[Stored items from a collection]

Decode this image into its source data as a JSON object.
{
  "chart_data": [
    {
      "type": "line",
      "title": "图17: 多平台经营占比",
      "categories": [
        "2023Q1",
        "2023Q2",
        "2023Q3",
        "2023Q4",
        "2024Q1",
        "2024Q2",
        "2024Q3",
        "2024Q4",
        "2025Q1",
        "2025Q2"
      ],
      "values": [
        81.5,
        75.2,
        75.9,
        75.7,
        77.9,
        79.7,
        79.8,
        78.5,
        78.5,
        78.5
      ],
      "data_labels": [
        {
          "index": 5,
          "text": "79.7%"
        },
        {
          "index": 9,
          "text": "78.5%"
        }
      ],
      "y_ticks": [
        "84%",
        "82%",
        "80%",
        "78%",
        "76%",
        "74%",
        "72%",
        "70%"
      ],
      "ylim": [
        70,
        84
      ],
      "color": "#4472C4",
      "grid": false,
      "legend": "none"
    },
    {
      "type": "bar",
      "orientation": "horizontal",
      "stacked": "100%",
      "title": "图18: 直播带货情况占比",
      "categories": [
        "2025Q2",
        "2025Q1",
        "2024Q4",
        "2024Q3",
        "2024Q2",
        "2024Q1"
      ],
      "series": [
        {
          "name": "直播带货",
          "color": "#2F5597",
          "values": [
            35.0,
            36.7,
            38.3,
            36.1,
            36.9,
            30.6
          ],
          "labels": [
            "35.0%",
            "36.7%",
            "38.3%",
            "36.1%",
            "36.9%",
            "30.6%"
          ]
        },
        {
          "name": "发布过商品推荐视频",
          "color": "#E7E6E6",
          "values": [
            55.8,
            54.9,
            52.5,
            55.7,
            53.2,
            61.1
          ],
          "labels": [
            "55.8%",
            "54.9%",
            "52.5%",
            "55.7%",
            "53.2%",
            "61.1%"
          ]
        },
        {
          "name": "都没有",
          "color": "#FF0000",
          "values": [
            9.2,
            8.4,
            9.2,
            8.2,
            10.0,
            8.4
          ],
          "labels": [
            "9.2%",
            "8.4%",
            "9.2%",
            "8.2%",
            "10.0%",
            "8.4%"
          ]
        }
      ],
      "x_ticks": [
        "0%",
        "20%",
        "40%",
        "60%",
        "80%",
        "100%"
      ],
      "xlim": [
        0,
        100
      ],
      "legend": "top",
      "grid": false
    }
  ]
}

#### Written request:
Please quote the data above in full, with no line missing.

#### Complete answer:
Decode this image into its source data as a JSON object.
{
  "chart_data": [
    {
      "type": "line",
      "title": "图17: 多平台经营占比",
      "categories": [
        "2023Q1",
        "2023Q2",
        "2023Q3",
        "2023Q4",
        "2024Q1",
        "2024Q2",
        "2024Q3",
        "2024Q4",
        "2025Q1",
        "2025Q2"
      ],
      "values": [
        81.5,
        75.2,
        75.9,
        75.7,
        77.9,
        79.7,
        79.8,
        78.5,
        78.5,
        78.5
      ],
      "data_labels": [
        {
          "index": 5,
          "text": "79.7%"
        },
        {
          "index": 9,
          "text": "78.5%"
        }
      ],
      "y_ticks": [
        "84%",
        "82%",
        "80%",
        "78%",
        "76%",
        "74%",
        "72%",
        "70%"
      ],
      "ylim": [
        70,
        84
      ],
      "color": "#4472C4",
      "grid": false,
      "legend": "none"
    },
    {
      "type": "bar",
      "orientation": "horizontal",
      "stacked": "100%",
      "title": "图18: 直播带货情况占比",
      "categories": [
        "2025Q2",
        "2025Q1",
        "2024Q4",
        "2024Q3",
        "2024Q2",
        "2024Q1"
      ],
      "series": [
        {
          "name": "直播带货",
          "color": "#2F5597",
          "values": [
            35.0,
            36.7,
            38.3,
            36.1,
            36.9,
            30.6
          ],
          "labels": [
            "35.0%",
            "36.7%",
            "38.3%",
            "36.1%",
            "36.9%",
            "30.6%"
          ]
        },
        {
          "name": "发布过商品推荐视频",
          "color": "#E7E6E6",
          "values": [
            55.8,
            54.9,
            52.5,
            55.7,
            53.2,
            61.1
          ],
          "labels": [
            "55.8%",
            "54.9%",
            "52.5%",
            "55.7%",
            "53.2%",
            "61.1%"
          ]
        },
        {
          "name": "都没有",
          "color": "#FF0000",
          "values": [
            9.2,
            8.4,
            9.2,
            8.2,
            10.0,
            8.4
          ],
          "labels": [
            "9.2%",
            "8.4%",
            "9.2%",
            "8.2%",
            "10.0%",
            "8.4%"
          ]
        }
      ],
      "x_ticks": [
        "0%",
        "20%",
        "40%",
        "60%",
        "80%",
        "100%"
      ],
      "xlim": [
        0,
        100
      ],
      "legend": "top",
      "grid": false
    }
  ]
}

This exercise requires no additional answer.